_EXERCISE GOAL:_ Copy each entry as it stands, leaving nothing out.

_AVAILABLE RECORDS:_
==================================================

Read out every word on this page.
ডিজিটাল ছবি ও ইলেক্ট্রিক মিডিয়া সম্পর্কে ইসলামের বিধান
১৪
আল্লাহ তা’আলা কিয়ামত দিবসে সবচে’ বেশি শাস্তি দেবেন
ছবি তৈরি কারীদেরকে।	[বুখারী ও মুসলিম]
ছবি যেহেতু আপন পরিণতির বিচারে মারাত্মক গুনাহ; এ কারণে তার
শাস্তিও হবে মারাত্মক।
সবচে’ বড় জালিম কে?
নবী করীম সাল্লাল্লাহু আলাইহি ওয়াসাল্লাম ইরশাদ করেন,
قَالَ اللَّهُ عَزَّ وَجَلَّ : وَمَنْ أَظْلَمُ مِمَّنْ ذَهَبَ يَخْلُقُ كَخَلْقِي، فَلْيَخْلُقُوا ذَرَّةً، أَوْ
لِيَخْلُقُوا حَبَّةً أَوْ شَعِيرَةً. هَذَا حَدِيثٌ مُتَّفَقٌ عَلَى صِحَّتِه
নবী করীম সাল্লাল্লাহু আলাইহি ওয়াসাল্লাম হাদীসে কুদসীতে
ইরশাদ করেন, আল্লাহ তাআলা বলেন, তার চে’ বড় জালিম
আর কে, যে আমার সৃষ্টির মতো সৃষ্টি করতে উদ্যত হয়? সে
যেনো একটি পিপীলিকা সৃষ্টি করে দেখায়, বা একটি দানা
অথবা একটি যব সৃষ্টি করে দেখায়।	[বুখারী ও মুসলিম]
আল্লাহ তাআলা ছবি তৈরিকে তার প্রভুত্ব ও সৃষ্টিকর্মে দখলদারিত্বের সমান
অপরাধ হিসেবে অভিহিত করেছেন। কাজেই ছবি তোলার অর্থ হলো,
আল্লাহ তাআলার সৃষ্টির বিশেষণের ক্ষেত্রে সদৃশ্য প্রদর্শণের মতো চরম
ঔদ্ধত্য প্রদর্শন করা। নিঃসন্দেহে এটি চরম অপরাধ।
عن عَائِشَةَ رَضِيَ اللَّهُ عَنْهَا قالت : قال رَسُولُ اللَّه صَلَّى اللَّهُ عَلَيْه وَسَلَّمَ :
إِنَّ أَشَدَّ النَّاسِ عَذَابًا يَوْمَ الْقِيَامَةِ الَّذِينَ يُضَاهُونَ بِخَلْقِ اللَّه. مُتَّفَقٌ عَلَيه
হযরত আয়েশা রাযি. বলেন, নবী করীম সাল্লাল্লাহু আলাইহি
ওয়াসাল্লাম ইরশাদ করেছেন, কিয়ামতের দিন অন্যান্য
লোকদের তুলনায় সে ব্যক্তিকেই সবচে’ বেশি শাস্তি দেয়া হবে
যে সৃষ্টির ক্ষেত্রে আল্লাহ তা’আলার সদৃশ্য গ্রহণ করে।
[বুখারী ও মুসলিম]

==================================================

_REPLY TO THE EXERCISE:_
Read out every word on this page.
ডিজিটাল ছবি ও ইলেক্ট্রিক মিডিয়া সম্পর্কে ইসলামের বিধান
১৪
আল্লাহ তা’আলা কিয়ামত দিবসে সবচে’ বেশি শাস্তি দেবেন
ছবি তৈরি কারীদেরকে।	[বুখারী ও মুসলিম]
ছবি যেহেতু আপন পরিণতির বিচারে মারাত্মক গুনাহ; এ কারণে তার
শাস্তিও হবে মারাত্মক।
সবচে’ বড় জালিম কে?
নবী করীম সাল্লাল্লাহু আলাইহি ওয়াসাল্লাম ইরশাদ করেন,
قَالَ اللَّهُ عَزَّ وَجَلَّ : وَمَنْ أَظْلَمُ مِمَّنْ ذَهَبَ يَخْلُقُ كَخَلْقِي، فَلْيَخْلُقُوا ذَرَّةً، أَوْ
لِيَخْلُقُوا حَبَّةً أَوْ شَعِيرَةً. هَذَا حَدِيثٌ مُتَّفَقٌ عَلَى صِحَّتِه
নবী করীম সাল্লাল্লাহু আলাইহি ওয়াসাল্লাম হাদীসে কুদসীতে
ইরশাদ করেন, আল্লাহ তাআলা বলেন, তার চে’ বড় জালিম
আর কে, যে আমার সৃষ্টির মতো সৃষ্টি করতে উদ্যত হয়? সে
যেনো একটি পিপীলিকা সৃষ্টি করে দেখায়, বা একটি দানা
অথবা একটি যব সৃষ্টি করে দেখায়।	[বুখারী ও মুসলিম]
আল্লাহ তাআলা ছবি তৈরিকে তার প্রভুত্ব ও সৃষ্টিকর্মে দখলদারিত্বের সমান
অপরাধ হিসেবে অভিহিত করেছেন। কাজেই ছবি তোলার অর্থ হলো,
আল্লাহ তাআলার সৃষ্টির বিশেষণের ক্ষেত্রে সদৃশ্য প্রদর্শণের মতো চরম
ঔদ্ধত্য প্রদর্শন করা। নিঃসন্দেহে এটি চরম অপরাধ।
عن عَائِشَةَ رَضِيَ اللَّهُ عَنْهَا قالت : قال رَسُولُ اللَّه صَلَّى اللَّهُ عَلَيْه وَسَلَّمَ :
إِنَّ أَشَدَّ النَّاسِ عَذَابًا يَوْمَ الْقِيَامَةِ الَّذِينَ يُضَاهُونَ بِخَلْقِ اللَّه. مُتَّفَقٌ عَلَيه
হযরত আয়েশা রাযি. বলেন, নবী করীম সাল্লাল্লাহু আলাইহি
ওয়াসাল্লাম ইরশাদ করেছেন, কিয়ামতের দিন অন্যান্য
লোকদের তুলনায় সে ব্যক্তিকেই সবচে’ বেশি শাস্তি দেয়া হবে
যে সৃষ্টির ক্ষেত্রে আল্লাহ তা’আলার সদৃশ্য গ্রহণ করে।
[বুখারী ও মুসলিম]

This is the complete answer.